# [Problem description]
Filter the listing and keep only the lines with the word "JSON".
--- BEGIN Recorded information ---
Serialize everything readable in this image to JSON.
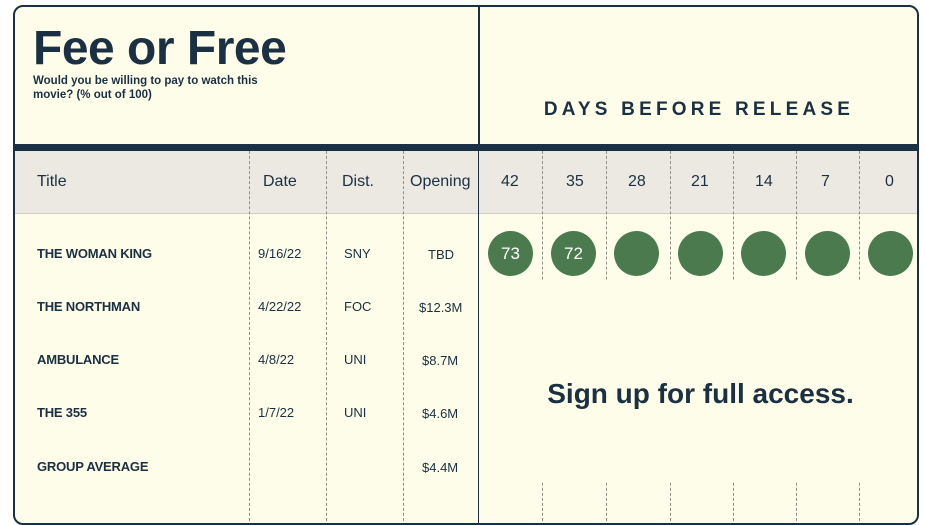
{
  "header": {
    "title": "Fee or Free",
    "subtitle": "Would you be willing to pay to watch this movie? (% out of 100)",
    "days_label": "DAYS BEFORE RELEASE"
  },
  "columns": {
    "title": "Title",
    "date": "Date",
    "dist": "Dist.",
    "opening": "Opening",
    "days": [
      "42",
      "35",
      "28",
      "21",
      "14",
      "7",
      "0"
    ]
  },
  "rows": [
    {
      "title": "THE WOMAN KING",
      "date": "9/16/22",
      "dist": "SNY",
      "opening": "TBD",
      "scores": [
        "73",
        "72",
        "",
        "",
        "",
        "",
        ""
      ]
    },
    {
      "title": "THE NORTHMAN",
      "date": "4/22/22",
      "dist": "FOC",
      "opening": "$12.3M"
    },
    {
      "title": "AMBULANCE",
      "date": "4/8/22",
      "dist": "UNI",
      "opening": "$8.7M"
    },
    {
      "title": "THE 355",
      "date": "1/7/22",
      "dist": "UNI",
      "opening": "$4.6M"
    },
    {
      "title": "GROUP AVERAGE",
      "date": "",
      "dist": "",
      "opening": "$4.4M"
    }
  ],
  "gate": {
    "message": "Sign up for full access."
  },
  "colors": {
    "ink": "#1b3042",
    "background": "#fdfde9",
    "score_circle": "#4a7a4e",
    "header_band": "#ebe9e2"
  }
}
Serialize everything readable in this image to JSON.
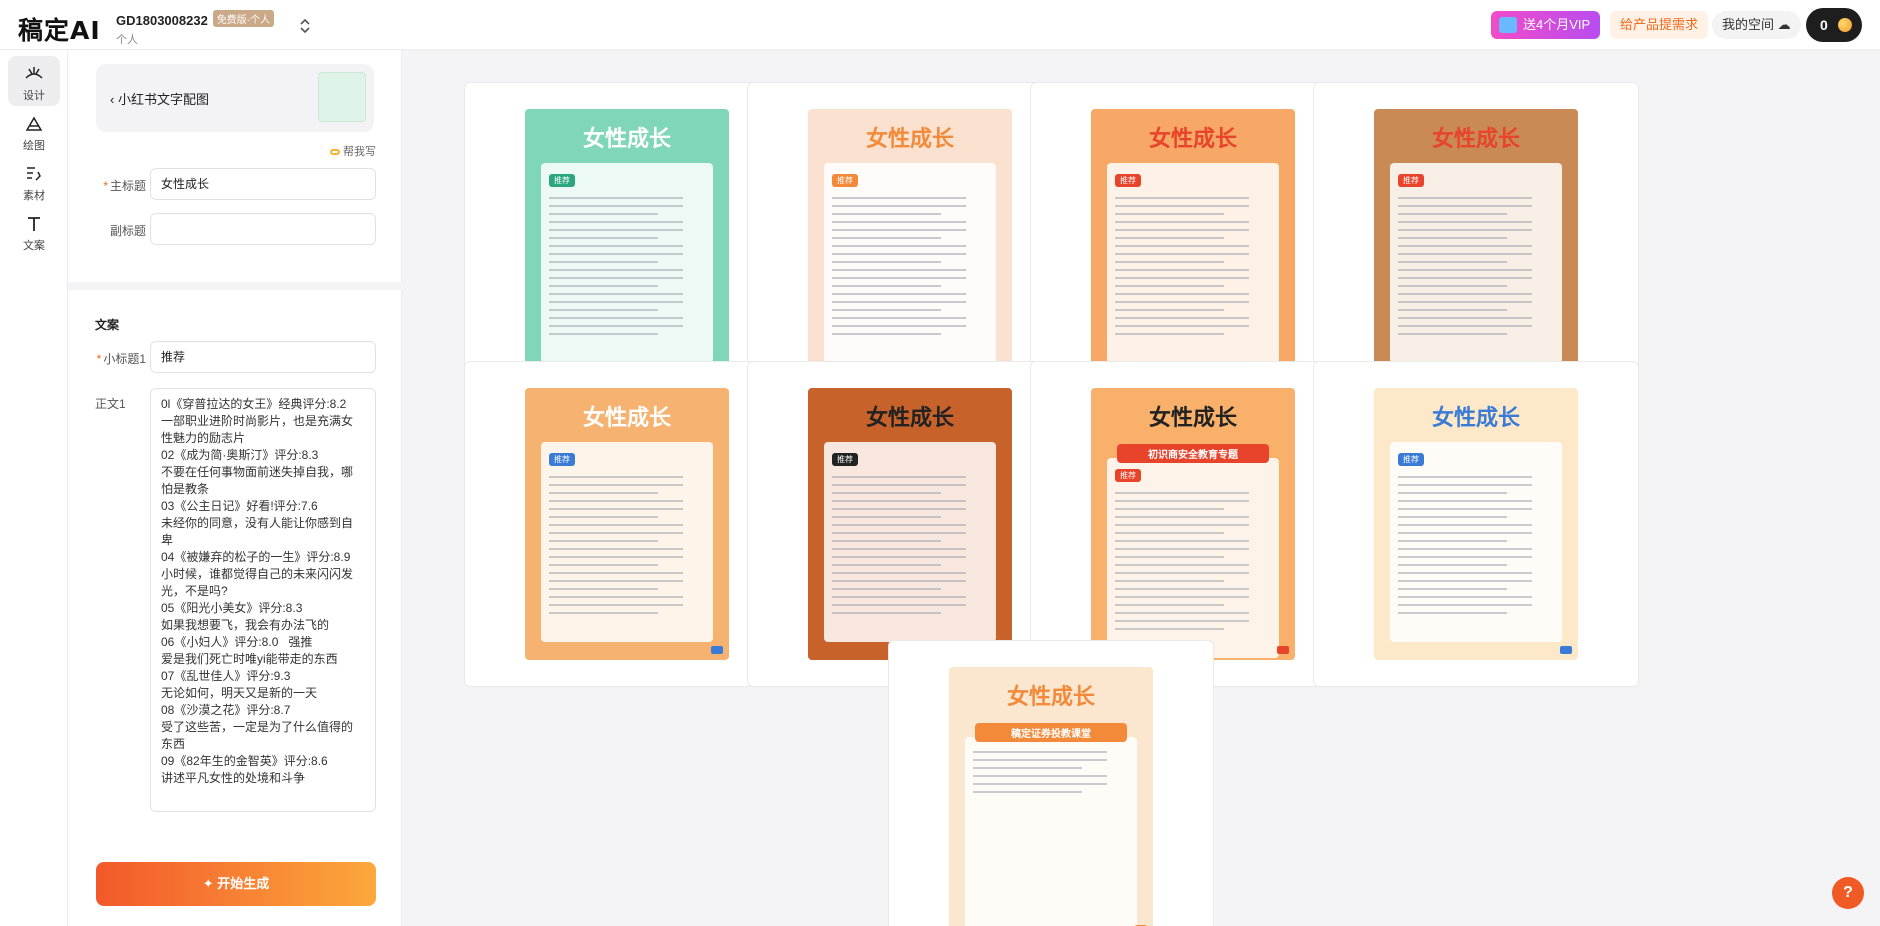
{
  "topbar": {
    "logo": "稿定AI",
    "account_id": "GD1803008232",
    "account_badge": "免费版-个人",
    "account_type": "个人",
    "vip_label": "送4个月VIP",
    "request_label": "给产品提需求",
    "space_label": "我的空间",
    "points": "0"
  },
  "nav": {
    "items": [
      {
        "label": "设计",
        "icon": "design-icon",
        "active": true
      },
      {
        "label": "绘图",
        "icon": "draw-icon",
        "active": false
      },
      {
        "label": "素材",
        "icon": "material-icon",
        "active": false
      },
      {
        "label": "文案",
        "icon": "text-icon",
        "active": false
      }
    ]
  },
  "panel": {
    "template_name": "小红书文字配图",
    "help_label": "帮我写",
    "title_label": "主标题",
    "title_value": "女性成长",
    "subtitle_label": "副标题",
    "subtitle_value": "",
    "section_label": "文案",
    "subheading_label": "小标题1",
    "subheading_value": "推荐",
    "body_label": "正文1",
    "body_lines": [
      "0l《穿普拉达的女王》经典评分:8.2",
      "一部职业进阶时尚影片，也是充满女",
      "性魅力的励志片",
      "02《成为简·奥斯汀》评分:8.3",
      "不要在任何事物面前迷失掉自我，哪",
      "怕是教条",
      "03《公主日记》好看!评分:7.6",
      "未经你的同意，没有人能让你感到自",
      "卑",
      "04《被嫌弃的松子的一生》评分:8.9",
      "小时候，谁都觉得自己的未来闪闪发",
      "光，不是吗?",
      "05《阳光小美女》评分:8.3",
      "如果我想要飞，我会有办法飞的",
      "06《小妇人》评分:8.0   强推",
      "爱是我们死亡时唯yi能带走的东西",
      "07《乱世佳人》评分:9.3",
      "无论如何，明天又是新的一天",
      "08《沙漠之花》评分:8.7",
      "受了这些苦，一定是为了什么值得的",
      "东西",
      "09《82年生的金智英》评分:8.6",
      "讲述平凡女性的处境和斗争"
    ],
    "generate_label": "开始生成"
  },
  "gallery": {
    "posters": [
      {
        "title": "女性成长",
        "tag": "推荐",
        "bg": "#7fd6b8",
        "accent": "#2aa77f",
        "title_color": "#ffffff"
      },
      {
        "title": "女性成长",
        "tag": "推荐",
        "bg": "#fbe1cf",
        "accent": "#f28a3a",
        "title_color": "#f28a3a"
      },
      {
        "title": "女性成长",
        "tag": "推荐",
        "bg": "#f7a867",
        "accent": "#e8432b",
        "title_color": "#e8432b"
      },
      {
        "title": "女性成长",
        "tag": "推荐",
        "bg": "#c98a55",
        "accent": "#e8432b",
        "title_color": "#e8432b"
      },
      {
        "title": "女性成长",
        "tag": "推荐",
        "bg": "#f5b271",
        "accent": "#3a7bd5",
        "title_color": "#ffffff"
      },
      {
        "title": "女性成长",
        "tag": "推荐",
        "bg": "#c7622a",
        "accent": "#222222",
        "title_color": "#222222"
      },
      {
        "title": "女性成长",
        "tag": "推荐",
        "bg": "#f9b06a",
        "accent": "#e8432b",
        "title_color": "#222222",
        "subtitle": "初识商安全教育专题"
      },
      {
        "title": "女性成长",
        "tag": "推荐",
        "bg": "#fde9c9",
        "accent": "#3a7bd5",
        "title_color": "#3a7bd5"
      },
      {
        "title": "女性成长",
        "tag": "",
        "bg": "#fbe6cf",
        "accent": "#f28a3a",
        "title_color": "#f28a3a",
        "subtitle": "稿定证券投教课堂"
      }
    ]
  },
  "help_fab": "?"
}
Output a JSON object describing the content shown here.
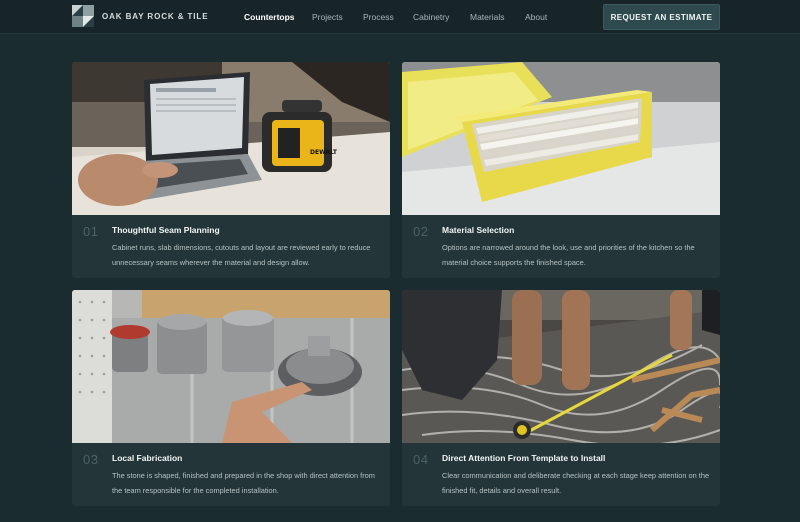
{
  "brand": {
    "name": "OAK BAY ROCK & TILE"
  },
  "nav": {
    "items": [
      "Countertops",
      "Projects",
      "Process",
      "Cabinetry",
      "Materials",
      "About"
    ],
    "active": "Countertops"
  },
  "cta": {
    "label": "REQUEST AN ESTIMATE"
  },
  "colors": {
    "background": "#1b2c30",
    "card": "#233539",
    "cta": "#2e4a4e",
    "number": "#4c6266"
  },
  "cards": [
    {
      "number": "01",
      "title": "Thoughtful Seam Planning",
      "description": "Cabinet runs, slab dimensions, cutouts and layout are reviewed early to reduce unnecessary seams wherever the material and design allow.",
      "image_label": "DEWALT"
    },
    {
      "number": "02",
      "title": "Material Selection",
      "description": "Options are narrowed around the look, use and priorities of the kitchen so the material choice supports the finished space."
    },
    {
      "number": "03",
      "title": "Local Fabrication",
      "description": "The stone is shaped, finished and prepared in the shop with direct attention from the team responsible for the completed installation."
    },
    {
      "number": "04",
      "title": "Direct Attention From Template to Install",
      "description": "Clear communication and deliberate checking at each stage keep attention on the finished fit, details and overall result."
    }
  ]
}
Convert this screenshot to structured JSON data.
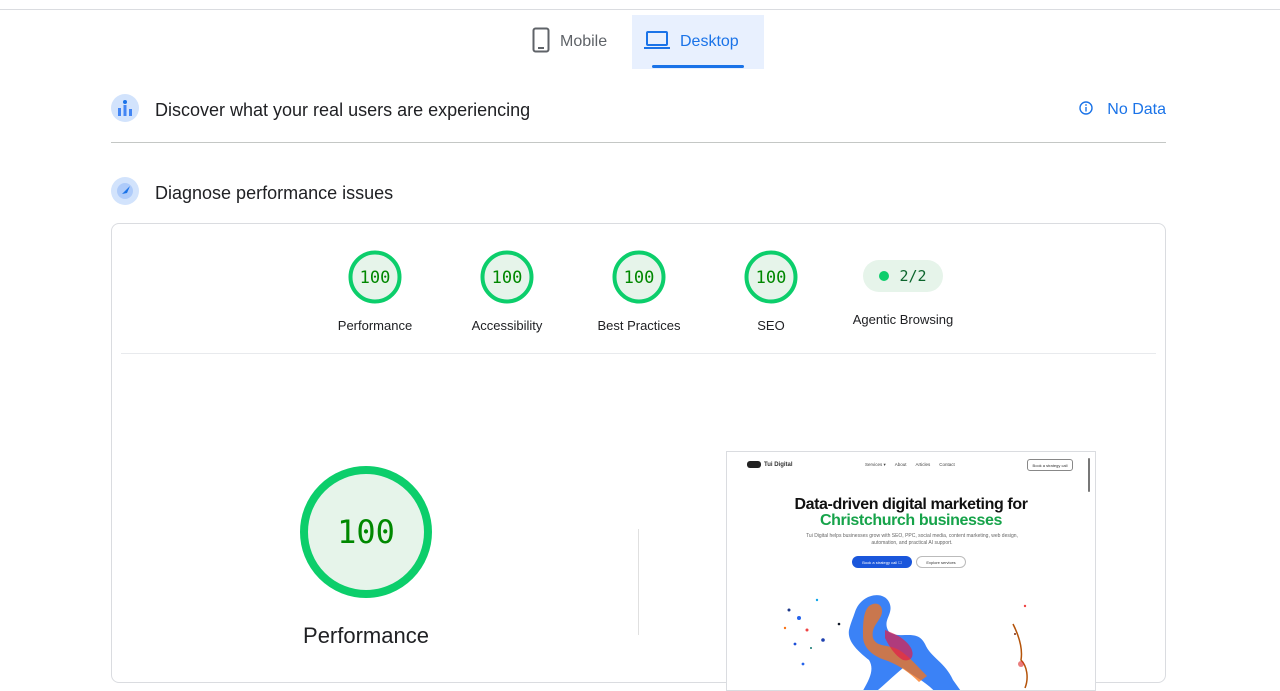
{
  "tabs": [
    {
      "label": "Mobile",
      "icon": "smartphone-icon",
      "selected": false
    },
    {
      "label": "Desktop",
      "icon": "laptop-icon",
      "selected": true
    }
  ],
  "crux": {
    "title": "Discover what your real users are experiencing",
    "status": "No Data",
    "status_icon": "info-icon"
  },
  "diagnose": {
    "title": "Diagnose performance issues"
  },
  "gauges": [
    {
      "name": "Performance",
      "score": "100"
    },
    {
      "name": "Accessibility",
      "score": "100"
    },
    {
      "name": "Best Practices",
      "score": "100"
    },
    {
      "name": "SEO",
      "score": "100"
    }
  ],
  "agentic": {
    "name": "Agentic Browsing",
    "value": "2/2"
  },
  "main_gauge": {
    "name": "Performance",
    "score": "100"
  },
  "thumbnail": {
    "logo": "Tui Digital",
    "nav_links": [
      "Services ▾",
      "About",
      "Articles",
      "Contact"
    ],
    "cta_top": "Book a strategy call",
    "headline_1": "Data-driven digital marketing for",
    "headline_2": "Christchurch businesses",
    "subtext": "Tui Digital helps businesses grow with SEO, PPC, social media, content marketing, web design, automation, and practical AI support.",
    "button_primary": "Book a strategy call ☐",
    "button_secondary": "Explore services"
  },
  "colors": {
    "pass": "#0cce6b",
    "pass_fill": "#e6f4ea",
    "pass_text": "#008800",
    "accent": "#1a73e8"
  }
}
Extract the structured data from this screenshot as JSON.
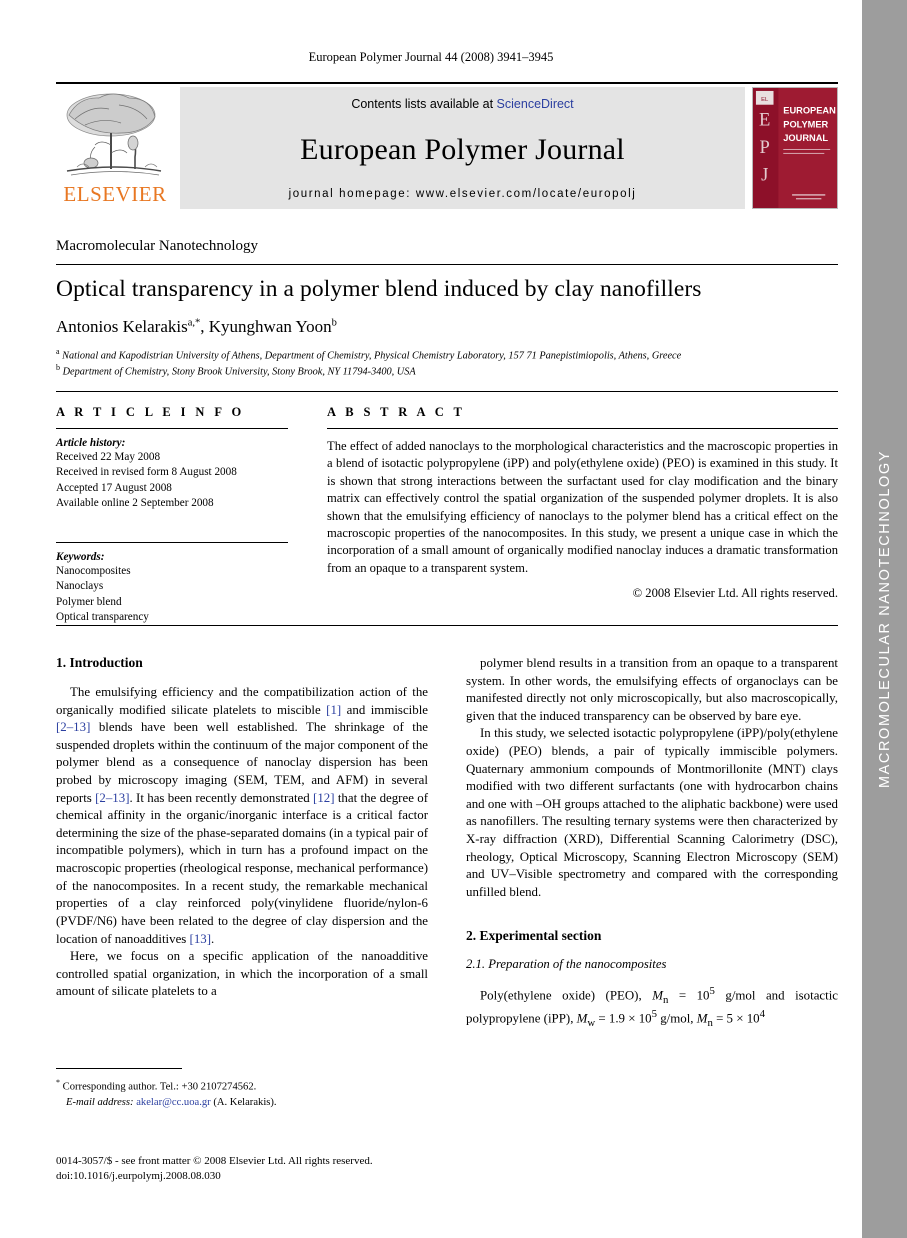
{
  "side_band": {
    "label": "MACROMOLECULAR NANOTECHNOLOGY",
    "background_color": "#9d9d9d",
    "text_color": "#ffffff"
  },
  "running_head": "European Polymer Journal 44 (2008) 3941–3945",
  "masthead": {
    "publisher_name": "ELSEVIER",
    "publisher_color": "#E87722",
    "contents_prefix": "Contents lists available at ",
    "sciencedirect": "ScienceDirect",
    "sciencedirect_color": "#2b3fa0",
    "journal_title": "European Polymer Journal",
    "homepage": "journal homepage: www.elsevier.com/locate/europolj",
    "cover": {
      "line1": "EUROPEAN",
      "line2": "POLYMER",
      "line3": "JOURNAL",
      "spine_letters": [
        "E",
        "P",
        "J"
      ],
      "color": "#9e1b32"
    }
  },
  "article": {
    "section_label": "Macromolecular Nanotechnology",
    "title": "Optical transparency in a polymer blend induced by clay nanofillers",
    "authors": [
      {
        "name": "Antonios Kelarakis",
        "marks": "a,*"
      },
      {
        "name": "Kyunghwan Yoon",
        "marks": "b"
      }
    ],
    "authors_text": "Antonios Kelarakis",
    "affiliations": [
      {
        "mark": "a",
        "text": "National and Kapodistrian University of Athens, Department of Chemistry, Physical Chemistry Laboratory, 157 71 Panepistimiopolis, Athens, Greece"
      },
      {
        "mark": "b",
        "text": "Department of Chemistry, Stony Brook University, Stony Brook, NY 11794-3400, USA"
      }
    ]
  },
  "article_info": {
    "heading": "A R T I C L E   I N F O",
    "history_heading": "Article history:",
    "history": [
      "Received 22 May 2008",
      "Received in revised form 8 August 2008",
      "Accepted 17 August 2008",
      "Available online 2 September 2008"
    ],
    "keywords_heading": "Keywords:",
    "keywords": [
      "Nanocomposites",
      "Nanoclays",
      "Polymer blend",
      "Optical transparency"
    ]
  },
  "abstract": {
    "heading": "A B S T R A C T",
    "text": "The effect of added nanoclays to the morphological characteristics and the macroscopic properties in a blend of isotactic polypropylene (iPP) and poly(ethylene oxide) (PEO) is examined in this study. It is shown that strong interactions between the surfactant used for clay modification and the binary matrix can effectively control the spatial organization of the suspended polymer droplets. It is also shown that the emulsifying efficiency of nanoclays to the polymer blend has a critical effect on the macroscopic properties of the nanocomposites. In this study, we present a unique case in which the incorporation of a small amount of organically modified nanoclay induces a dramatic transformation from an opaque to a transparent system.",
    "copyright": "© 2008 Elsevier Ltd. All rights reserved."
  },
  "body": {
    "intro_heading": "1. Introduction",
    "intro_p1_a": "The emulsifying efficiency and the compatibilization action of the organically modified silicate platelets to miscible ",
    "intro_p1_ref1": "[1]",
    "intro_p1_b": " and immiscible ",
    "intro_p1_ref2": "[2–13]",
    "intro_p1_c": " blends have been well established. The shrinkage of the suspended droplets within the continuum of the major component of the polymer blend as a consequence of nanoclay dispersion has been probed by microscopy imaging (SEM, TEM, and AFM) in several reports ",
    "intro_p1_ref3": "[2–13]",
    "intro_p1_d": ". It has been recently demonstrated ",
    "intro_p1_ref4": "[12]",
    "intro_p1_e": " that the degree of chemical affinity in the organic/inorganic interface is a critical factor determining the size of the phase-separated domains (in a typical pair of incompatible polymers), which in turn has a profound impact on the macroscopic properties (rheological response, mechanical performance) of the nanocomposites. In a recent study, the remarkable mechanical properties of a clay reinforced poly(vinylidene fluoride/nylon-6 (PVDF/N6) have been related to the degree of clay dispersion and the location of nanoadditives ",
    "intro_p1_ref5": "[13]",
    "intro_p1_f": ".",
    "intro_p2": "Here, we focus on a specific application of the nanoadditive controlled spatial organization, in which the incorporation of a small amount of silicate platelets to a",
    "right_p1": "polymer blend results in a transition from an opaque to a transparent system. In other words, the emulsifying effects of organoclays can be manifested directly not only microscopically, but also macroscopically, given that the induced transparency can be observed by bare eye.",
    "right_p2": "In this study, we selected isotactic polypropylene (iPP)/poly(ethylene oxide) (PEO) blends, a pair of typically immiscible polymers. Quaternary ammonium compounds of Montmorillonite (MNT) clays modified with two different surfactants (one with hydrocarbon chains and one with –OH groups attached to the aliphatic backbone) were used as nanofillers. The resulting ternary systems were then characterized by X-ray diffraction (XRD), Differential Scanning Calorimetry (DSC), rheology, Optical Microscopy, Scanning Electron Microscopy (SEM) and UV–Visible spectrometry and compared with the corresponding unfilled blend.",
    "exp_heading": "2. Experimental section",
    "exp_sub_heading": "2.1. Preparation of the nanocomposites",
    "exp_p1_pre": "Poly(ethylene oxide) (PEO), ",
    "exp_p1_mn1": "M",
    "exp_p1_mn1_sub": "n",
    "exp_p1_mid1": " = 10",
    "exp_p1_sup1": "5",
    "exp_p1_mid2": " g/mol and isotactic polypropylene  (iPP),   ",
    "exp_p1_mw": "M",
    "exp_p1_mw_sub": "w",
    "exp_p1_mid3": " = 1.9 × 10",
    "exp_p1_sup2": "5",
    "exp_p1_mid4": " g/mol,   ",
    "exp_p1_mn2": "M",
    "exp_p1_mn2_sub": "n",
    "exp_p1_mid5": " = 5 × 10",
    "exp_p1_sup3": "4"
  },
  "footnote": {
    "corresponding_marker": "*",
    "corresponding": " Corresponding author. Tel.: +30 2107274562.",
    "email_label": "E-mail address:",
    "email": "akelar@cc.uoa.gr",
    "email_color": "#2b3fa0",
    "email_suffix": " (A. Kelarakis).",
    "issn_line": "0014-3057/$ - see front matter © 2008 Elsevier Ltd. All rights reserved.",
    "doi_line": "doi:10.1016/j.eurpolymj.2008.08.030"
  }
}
--- END Recorded information ---
# [Written reply]
Serialize everything readable in this image to JSON.
Serialize everything readable in this image to JSON.
Output a JSON object describing the content shown here.
Convert this screenshot to structured JSON data.
Extract the structured data from this screenshot as JSON.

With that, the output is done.